Similarly to style calculations, the immediate concerns for layout cost are:

1. The number of elements that require layout.
2. The complexity of those layouts.

Summary #

• Layout is normally scoped to the whole document.
• The number of DOM elements will affect performance; you should avoid triggering layout wherever possible.
• Assess layout model performance; new Flexbox is typically faster than older Flexbox or float-based layout models.
• Avoid forced synchronous layouts and layout thrashing; read style values then make style changes.

Avoid layout wherever possible #

When you change styles the browser checks to see if any of the changes require layout to be calculated, and for that render tree to be updated. Changes to “geometric properties”, such as widths, heights, left, or top all require layout.

.box {
    width: 20px;
    height: 20px;
}

/**
    * Changing width and height
    * triggers layout.
    */
.box--expanded {
    width: 200px;
    height: 350px;
}

Layout is almost always scoped to the entire document. If you have a lot of elements, it’s going to take a long time to figure out the locations and dimensions of them all.

If it’s not possible to avoid layout then the key is to once again use Chrome DevTools to see how long it’s taking, and determine if layout is the cause of a bottleneck. Firstly, open DevTools, go to the Timeline tab, hit record and interact with your site. When you stop recording you’ll see a breakdown of how your site performed:

When digging into the frame in the above example, we see that over 20ms is spent inside layout, which, when we have 16ms to get a frame on screen in an animation, is far too high. You can also see that DevTools will tell you the tree size (1,618 elements in this case), and how many nodes were in need of layout.

Use flexbox over older layout models #

The web has a range of layout models, some being more widely supported than others. The oldest CSS layout model allows us to position elements on screen relatively, absolutely, and by floating elements.

The screenshot below shows the layout cost when using floats on 1,300 boxes. It is, admittedly, a contrived example, because most applications will use a variety of means to position elements.

If we update the sample to use Flexbox, a more recent addition to the web platform, we get a different picture:

Now we spend far less time (3.5ms vs 14ms in this case) in layout for the same number of elements and the same visual appearance. It’s important to remember that for some contexts you may not be able to choose Flexbox, since it’s less widely supported than floats, but where you can you should at least investigate the layout model’s impact on your performance, and go with the one that minimizes the cost of performing it.

In any case, whether you choose Flexbox or not, you should still try and avoid triggering layout altogether during high pressure points of your application!

Avoid forced synchronous layouts #

Shipping a frame to screen has this order:

First the JavaScript runs, then style calculations, then layout. It is, however, possible to force a browser to perform layout earlier with JavaScript. It is called a forced synchronous layout.

The first thing to keep in mind is that as the JavaScript runs all the old layout values from the previous frame are known and available for you to query. So if, for example, you want to write out the height of an element (let’s call it “box”) at the start of the frame you may write some code like this:

// Schedule our function to run at the start of the frame.
requestAnimationFrame(logBoxHeight);

function logBoxHeight() {
    // Gets the height of the box in pixels and logs it out.

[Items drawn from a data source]

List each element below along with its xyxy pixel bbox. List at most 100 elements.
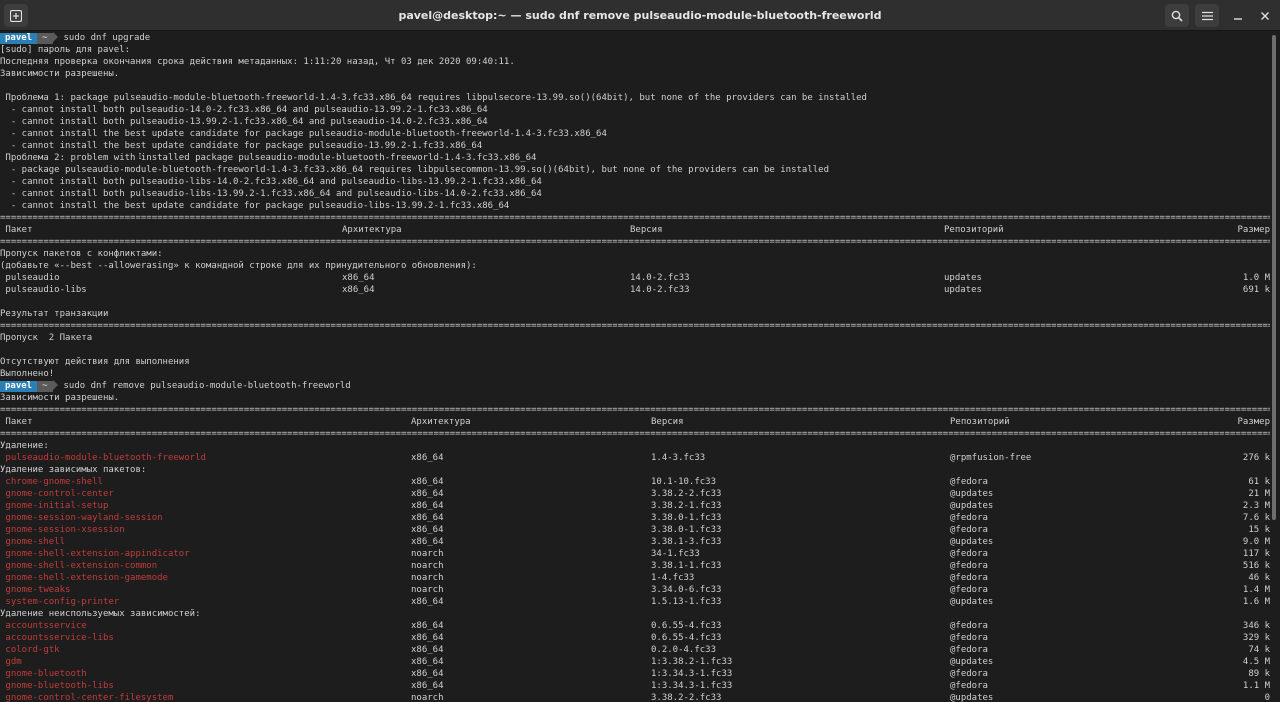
table-row: gdm x86_64 1:3.38.2-1.fc33 @updates 4.5 M	[0, 656, 1270, 668]
cell-arch: x86_64	[411, 513, 444, 523]
cell-repo: @fedora	[950, 525, 988, 535]
table-row: pulseaudio x86_64 14.0-2.fc33 updates 1.0 M	[0, 272, 1270, 284]
terminal-text: Выполнено!	[0, 369, 55, 379]
output-line: - package pulseaudio-module-bluetooth-fr…	[0, 164, 1270, 176]
cell-ver: 3.38.1-1.fc33	[651, 561, 722, 571]
table-row: pulseaudio-module-bluetooth-freeworld x86…	[0, 452, 1270, 464]
cell-size: 89 k	[1248, 669, 1270, 679]
cell-pkg: gnome-shell-extension-gamemode	[0, 573, 168, 583]
cell-arch: x86_64	[342, 273, 375, 283]
table-row: accountsservice x86_64 0.6.55-4.fc33 @fedor…	[0, 620, 1270, 632]
section-heading: Удаление неиспользуемых зависимостей:	[0, 608, 1270, 620]
section-heading: Удаление:	[0, 440, 1270, 452]
terminal-output[interactable]: pavel ~ sudo dnf upgrade [sudo] пароль для …	[0, 31, 1270, 702]
cell-arch: x86_64	[411, 657, 444, 667]
cell-size: 1.0 M	[1242, 273, 1270, 283]
scrollbar[interactable]	[1272, 35, 1276, 520]
cell-size: Размер	[1237, 417, 1270, 427]
cell-arch: x86_64	[342, 285, 375, 295]
cell-pkg: gdm	[0, 657, 22, 667]
cell-arch: x86_64	[411, 621, 444, 631]
table-row: gnome-control-center x86_64 3.38.2-2.fc33 @…	[0, 488, 1270, 500]
minimize-button[interactable]	[1226, 4, 1250, 27]
terminal-text: Пропуск 2 Пакета	[0, 333, 93, 343]
cell-repo: Репозиторий	[944, 225, 1004, 235]
window-title: pavel@desktop:~ — sudo dnf remove pulsea…	[398, 9, 882, 22]
cell-repo: @fedora	[950, 549, 988, 559]
cell-arch: x86_64	[411, 597, 444, 607]
cell-ver: 1.5.13-1.fc33	[651, 597, 722, 607]
cell-size: 1.6 M	[1242, 597, 1270, 607]
cell-ver: 0.2.0-4.fc33	[651, 645, 717, 655]
table-row: system-config-printer x86_64 1.5.13-1.fc33…	[0, 596, 1270, 608]
command-text: sudo dnf remove pulseaudio-module-blueto…	[63, 381, 351, 391]
table-row: colord-gtk x86_64 0.2.0-4.fc33 @fedora 74 k	[0, 644, 1270, 656]
cell-repo: Репозиторий	[950, 417, 1010, 427]
separator-line: ========================================…	[0, 237, 1270, 247]
cell-repo: @updates	[950, 489, 994, 499]
search-button[interactable]	[1165, 4, 1189, 27]
cell-size: 4.5 M	[1242, 657, 1270, 667]
cell-pkg: Пакет	[0, 225, 33, 235]
table-row: chrome-gnome-shell x86_64 10.1-10.fc33 @fed…	[0, 476, 1270, 488]
cell-ver: 1:3.38.2-1.fc33	[651, 657, 733, 667]
terminal-text: - cannot install the best update candida…	[0, 201, 510, 211]
terminal-text: Зависимости разрешены.	[0, 69, 120, 79]
output-line: Выполнено!	[0, 368, 1270, 380]
terminal-text: - cannot install the best update candida…	[0, 129, 607, 139]
menu-button[interactable]	[1195, 4, 1219, 27]
cell-pkg: system-config-printer	[0, 597, 120, 607]
cell-repo: @fedora	[950, 561, 988, 571]
cell-size: Размер	[1237, 225, 1270, 235]
cell-size: 346 k	[1242, 621, 1270, 631]
section-heading: Удаление зависимых пакетов:	[0, 464, 1270, 476]
cell-ver: 3.38.2-1.fc33	[651, 501, 722, 511]
table-row: gnome-shell-extension-gamemode noarch 1-4.…	[0, 572, 1270, 584]
cell-arch: x86_64	[411, 453, 444, 463]
prompt-line: pavel ~ sudo dnf upgrade	[0, 32, 1270, 44]
cell-repo: @fedora	[950, 621, 988, 631]
cell-ver: 1.4-3.fc33	[651, 453, 706, 463]
cell-pkg: gnome-tweaks	[0, 585, 71, 595]
table-row: pulseaudio-libs x86_64 14.0-2.fc33 updates 6…	[0, 284, 1270, 296]
close-button[interactable]	[1253, 4, 1277, 27]
cell-ver: 3.38.2-2.fc33	[651, 693, 722, 702]
cell-ver: 3.38.0-1.fc33	[651, 525, 722, 535]
table-header: Пакет Архитектура Версия Репозиторий Размер	[0, 224, 1270, 236]
cell-size: 1.4 M	[1242, 585, 1270, 595]
cell-size: 15 k	[1248, 525, 1270, 535]
output-line: Последняя проверка окончания срока дейст…	[0, 56, 1270, 68]
section-heading: (добавьте «--best --allowerasing» к кома…	[0, 260, 1270, 272]
table-row: gnome-session-xsession x86_64 3.38.0-1.fc3…	[0, 524, 1270, 536]
table-row: gnome-bluetooth x86_64 1:3.34.3-1.fc33 @fed…	[0, 668, 1270, 680]
output-line: - cannot install both pulseaudio-13.99.2…	[0, 116, 1270, 128]
table-row: gnome-initial-setup x86_64 3.38.2-1.fc33 @u…	[0, 500, 1270, 512]
output-line: Проблема 2: problem with installed packa…	[0, 152, 1270, 164]
separator-line: ========================================…	[0, 321, 1270, 331]
cell-repo: @updates	[950, 657, 994, 667]
cell-arch: noarch	[411, 573, 444, 583]
separator-line: ========================================…	[0, 405, 1270, 415]
table-row: gnome-shell x86_64 3.38.1-3.fc33 @updates 9.…	[0, 536, 1270, 548]
cell-arch: noarch	[411, 561, 444, 571]
cell-repo: updates	[944, 285, 982, 295]
cell-repo: @fedora	[950, 669, 988, 679]
cell-arch: x86_64	[411, 501, 444, 511]
cell-arch: noarch	[411, 549, 444, 559]
output-line: Отсутствуют действия для выполнения	[0, 356, 1270, 368]
cell-pkg: gnome-bluetooth-libs	[0, 681, 114, 691]
cell-ver: Версия	[651, 417, 684, 427]
cell-pkg: gnome-initial-setup	[0, 501, 109, 511]
cell-pkg: gnome-shell	[0, 537, 66, 547]
terminal-text: Проблема 2: problem with installed packa…	[0, 153, 537, 163]
prompt-user: pavel	[0, 381, 38, 392]
cell-ver: 14.0-2.fc33	[630, 273, 690, 283]
terminal-text: Проблема 1: package pulseaudio-module-bl…	[0, 93, 867, 103]
output-line: - cannot install the best update candida…	[0, 128, 1270, 140]
output-line: Зависимости разрешены.	[0, 68, 1270, 80]
terminal-text: Зависимости разрешены.	[0, 393, 120, 403]
cell-arch: Архитектура	[342, 225, 402, 235]
cell-repo: @fedora	[950, 585, 988, 595]
cell-repo: @updates	[950, 501, 994, 511]
cell-pkg: gnome-bluetooth	[0, 669, 87, 679]
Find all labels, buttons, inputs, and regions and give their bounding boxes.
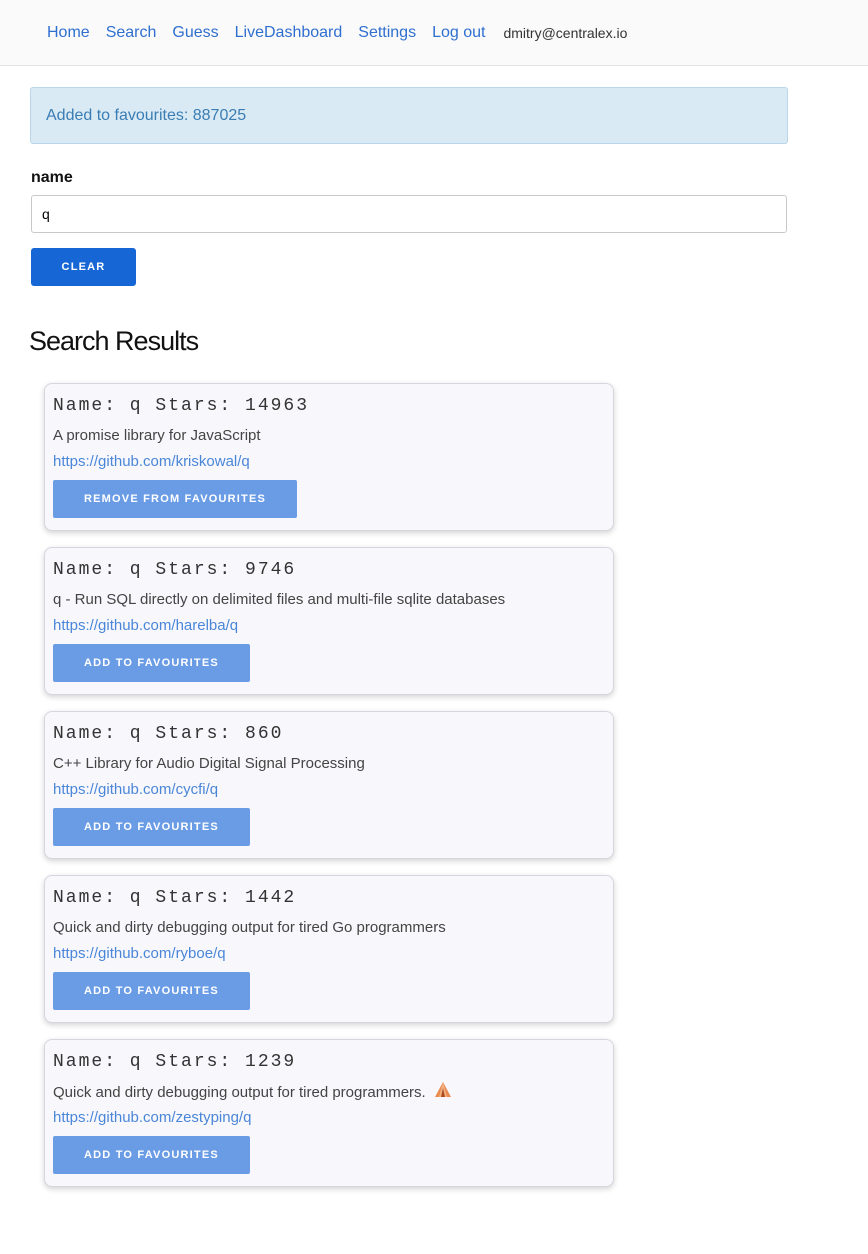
result-card: Name: q Stars: 9746 q - Run SQL directly…: [44, 547, 614, 695]
result-card: Name: q Stars: 14963 A promise library f…: [44, 383, 614, 531]
search-results-list: Name: q Stars: 14963 A promise library f…: [44, 383, 614, 1203]
result-card: Name: q Stars: 1442 Quick and dirty debu…: [44, 875, 614, 1023]
nav-livedashboard-link[interactable]: LiveDashboard: [235, 24, 343, 42]
add-to-favourites-button[interactable]: ADD TO FAVOURITES: [53, 1136, 250, 1174]
result-description: C++ Library for Audio Digital Signal Pro…: [53, 755, 365, 772]
nav-home-link[interactable]: Home: [47, 24, 90, 42]
result-title: Name: q Stars: 9746: [53, 560, 297, 580]
name-field-label: name: [31, 169, 73, 186]
result-title: Name: q Stars: 1442: [53, 888, 297, 908]
top-navigation: Home Search Guess LiveDashboard Settings…: [0, 0, 868, 66]
result-repo-link[interactable]: https://github.com/zestyping/q: [53, 1108, 605, 1128]
add-to-favourites-button[interactable]: ADD TO FAVOURITES: [53, 972, 250, 1010]
name-input[interactable]: [31, 195, 787, 233]
result-description: q - Run SQL directly on delimited files …: [53, 591, 506, 608]
nav-logout-link[interactable]: Log out: [432, 24, 485, 42]
tent-icon: [434, 1082, 452, 1102]
nav-settings-link[interactable]: Settings: [358, 24, 416, 42]
user-email: dmitry@centralex.io: [503, 24, 628, 41]
clear-button[interactable]: CLEAR: [31, 248, 136, 286]
result-description: Quick and dirty debugging output for tir…: [53, 1084, 426, 1101]
result-repo-link[interactable]: https://github.com/ryboe/q: [53, 944, 605, 964]
result-card: Name: q Stars: 860 C++ Library for Audio…: [44, 711, 614, 859]
result-description: A promise library for JavaScript: [53, 427, 261, 444]
result-description-row: Quick and dirty debugging output for tir…: [53, 1082, 605, 1102]
remove-from-favourites-button[interactable]: REMOVE FROM FAVOURITES: [53, 480, 298, 518]
result-title: Name: q Stars: 860: [53, 724, 284, 744]
result-repo-link[interactable]: https://github.com/cycfi/q: [53, 780, 605, 800]
result-title: Name: q Stars: 14963: [53, 396, 310, 416]
add-to-favourites-button[interactable]: ADD TO FAVOURITES: [53, 644, 250, 682]
result-repo-link[interactable]: https://github.com/harelba/q: [53, 616, 605, 636]
nav-search-link[interactable]: Search: [106, 24, 157, 42]
add-to-favourites-button[interactable]: ADD TO FAVOURITES: [53, 808, 250, 846]
result-repo-link[interactable]: https://github.com/kriskowal/q: [53, 452, 605, 472]
flash-info-message: Added to favourites: 887025: [30, 87, 788, 144]
result-title: Name: q Stars: 1239: [53, 1052, 297, 1072]
result-card: Name: q Stars: 1239 Quick and dirty debu…: [44, 1039, 614, 1187]
search-results-title: Search Results: [29, 326, 199, 356]
nav-guess-link[interactable]: Guess: [172, 24, 218, 42]
result-description: Quick and dirty debugging output for tir…: [53, 919, 446, 936]
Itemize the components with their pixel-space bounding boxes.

Task set.
- 1) In the layout performance excerpt, how many milliseconds are available to get a frame on screen in an animation?
- 2) Update the layout performance excerpt from "In any case, whether" to "forced synchronous layout.", replacing "high pressure points" with "busy moments".
- 3) Write what comes next in the layout performance excerpt, continuing from its last line.

Answers provided.
- 1) 16ms

- 2)
In any case, whether you choose Flexbox or not, you should still try and avoid triggering layout altogether during busy moments of your application!

Avoid forced synchronous layouts #

Shipping a frame to screen has this order:

First the JavaScript runs, then style calculations, then layout. It is, however, possible to force a browser to perform layout earlier with JavaScript. It is called a forced synchronous layout.

- 3)
    console.log(box.offsetHeight);
}

Things get problematic if you’ve changed the styles of the box before you ask for its height:

function logBoxHeight() {

    box.classList.add('super-big');

    // Gets the height of the box in pixels
    // and logs it out.
    console.log(box.offsetHeight);
}

Now, in order to answer the height question, the browser must first apply the style change (because of adding the super-big class), and then run layout. Only then will it be able to return the correct height. This is unnecessary and potentially expensive work.

Because of this you should always batch your style reads and do them first (where the browser can use the previous frame’s layout values) and then do any writes:

Done correctly the above function would be:

function logBoxHeight() {
    // Gets the height of the box in pixels
    // and logs it out.
    console.log(box.offsetHeight);

    box.classList.add('super-big');
}

For the most part you shouldn’t need to apply styles and then query values; using the last frame’s values should be sufficient. Running the style calculations and layout synchronously and earlier than the browser would like are potential bottlenecks, and not something you will typically want to do.

Avoid layout thrashing #

There’s a way to make forced synchronous layouts even worse: do lots of them in quick succession. Take a look at this code:

function resizeAllParagraphsToMatchBlockWidth() {

    // Puts the browser into a read-write-read-write cycle.
    for (var i = 0; i < paragraphs.length; i++) {
    paragraphs[i].style.width = box.offsetWidth + 'px';
    }
}

This code loops over a group of paragraphs and sets each paragraph’s width to match the width of an element called “box”. It looks harmless enough, but the problem is that each iteration of the loop reads a style value (box.offsetWidth) and then immediately uses it to update the width of a paragraph (paragraphs[i].style.width). On the next iteration of the loop, the browser has to account for the fact that styles have changed since offsetWidth was last requested (in the previous iteration), and so it must apply the style changes, and run layout. This will happen on every single iteration!.

The fix for this sample is to once again read then write values:

// Read.
var width = box.offsetWidth;

function resizeAllParagraphsToMatchBlockWidth() {
    for (var i = 0; i < paragraphs.length; i++) {
    // Now write.
    paragraphs[i].style.width = width + 'px';
    }
}

If you want to guarantee safety you should check out FastDOM, which automatically batches your reads and writes for you, and should prevent you from triggering forced synchronous layouts or layout thrashing accidentally.